_REQUIREMENT_. Each entry must be reproduced precisely as it stands.

_DATA_.
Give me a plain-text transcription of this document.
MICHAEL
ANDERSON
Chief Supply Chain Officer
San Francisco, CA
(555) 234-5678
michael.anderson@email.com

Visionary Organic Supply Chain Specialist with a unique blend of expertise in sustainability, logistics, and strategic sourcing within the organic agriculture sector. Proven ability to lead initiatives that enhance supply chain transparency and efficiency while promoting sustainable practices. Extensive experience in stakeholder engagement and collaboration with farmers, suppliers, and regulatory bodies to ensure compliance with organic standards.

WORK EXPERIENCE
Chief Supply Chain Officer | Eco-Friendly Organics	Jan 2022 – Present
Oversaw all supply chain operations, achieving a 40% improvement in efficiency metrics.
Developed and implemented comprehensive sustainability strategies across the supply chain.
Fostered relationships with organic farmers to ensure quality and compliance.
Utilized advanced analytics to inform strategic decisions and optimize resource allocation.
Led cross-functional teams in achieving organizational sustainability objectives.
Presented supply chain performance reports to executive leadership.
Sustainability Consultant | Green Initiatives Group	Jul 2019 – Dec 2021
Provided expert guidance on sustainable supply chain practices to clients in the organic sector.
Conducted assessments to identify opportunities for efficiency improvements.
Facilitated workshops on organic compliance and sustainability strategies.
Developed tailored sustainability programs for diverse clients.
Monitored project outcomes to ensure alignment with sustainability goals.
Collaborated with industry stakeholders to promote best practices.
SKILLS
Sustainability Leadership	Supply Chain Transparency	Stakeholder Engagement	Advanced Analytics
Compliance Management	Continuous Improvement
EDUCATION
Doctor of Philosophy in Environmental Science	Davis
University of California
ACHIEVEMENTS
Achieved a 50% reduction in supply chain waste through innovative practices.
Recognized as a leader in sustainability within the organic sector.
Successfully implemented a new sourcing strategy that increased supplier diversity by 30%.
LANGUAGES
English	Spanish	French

_REPLY_.
Give me a plain-text transcription of this document.
MICHAEL
ANDERSON
Chief Supply Chain Officer
San Francisco, CA
(555) 234-5678
michael.anderson@email.com

Visionary Organic Supply Chain Specialist with a unique blend of expertise in sustainability, logistics, and strategic sourcing within the organic agriculture sector. Proven ability to lead initiatives that enhance supply chain transparency and efficiency while promoting sustainable practices. Extensive experience in stakeholder engagement and collaboration with farmers, suppliers, and regulatory bodies to ensure compliance with organic standards.

WORK EXPERIENCE
Chief Supply Chain Officer | Eco-Friendly Organics	Jan 2022 – Present
Oversaw all supply chain operations, achieving a 40% improvement in efficiency metrics.
Developed and implemented comprehensive sustainability strategies across the supply chain.
Fostered relationships with organic farmers to ensure quality and compliance.
Utilized advanced analytics to inform strategic decisions and optimize resource allocation.
Led cross-functional teams in achieving organizational sustainability objectives.
Presented supply chain performance reports to executive leadership.
Sustainability Consultant | Green Initiatives Group	Jul 2019 – Dec 2021
Provided expert guidance on sustainable supply chain practices to clients in the organic sector.
Conducted assessments to identify opportunities for efficiency improvements.
Facilitated workshops on organic compliance and sustainability strategies.
Developed tailored sustainability programs for diverse clients.
Monitored project outcomes to ensure alignment with sustainability goals.
Collaborated with industry stakeholders to promote best practices.
SKILLS
Sustainability Leadership	Supply Chain Transparency	Stakeholder Engagement	Advanced Analytics
Compliance Management	Continuous Improvement
EDUCATION
Doctor of Philosophy in Environmental Science	Davis
University of California
ACHIEVEMENTS
Achieved a 50% reduction in supply chain waste through innovative practices.
Recognized as a leader in sustainability within the organic sector.
Successfully implemented a new sourcing strategy that increased supplier diversity by 30%.
LANGUAGES
English	Spanish	French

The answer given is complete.